Raw records
****************************************

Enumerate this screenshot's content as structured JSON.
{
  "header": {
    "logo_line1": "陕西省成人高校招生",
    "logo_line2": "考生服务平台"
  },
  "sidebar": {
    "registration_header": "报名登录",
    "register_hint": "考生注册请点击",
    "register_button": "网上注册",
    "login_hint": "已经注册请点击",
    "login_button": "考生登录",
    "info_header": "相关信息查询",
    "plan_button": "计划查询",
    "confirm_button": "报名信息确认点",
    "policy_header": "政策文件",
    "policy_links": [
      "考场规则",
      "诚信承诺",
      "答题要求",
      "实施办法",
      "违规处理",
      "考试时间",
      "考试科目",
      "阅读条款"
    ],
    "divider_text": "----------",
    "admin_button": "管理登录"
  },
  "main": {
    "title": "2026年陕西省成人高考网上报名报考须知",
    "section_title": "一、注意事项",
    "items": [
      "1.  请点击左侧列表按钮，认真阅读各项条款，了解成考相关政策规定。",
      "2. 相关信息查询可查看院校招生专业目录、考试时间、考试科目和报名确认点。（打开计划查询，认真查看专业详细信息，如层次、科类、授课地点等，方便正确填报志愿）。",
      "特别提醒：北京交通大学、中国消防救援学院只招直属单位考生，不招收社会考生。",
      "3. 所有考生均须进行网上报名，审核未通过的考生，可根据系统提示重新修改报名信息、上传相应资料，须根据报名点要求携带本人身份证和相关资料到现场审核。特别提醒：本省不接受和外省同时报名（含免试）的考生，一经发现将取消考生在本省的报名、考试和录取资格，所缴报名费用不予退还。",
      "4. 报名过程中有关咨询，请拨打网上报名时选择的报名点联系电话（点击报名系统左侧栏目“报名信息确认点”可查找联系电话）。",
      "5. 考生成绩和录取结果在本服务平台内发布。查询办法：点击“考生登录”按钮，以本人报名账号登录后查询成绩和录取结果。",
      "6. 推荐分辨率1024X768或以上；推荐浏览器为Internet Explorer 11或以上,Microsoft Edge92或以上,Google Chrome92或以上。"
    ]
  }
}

****************************************

## [TASK]
Extract each line from the listing that holds the word "考生登录".

## [ANSWER]
    "login_button": "考生登录",
      "5. 考生成绩和录取结果在本服务平台内发布。查询办法：点击“考生登录”按钮，以本人报名账号登录后查询成绩和录取结果。",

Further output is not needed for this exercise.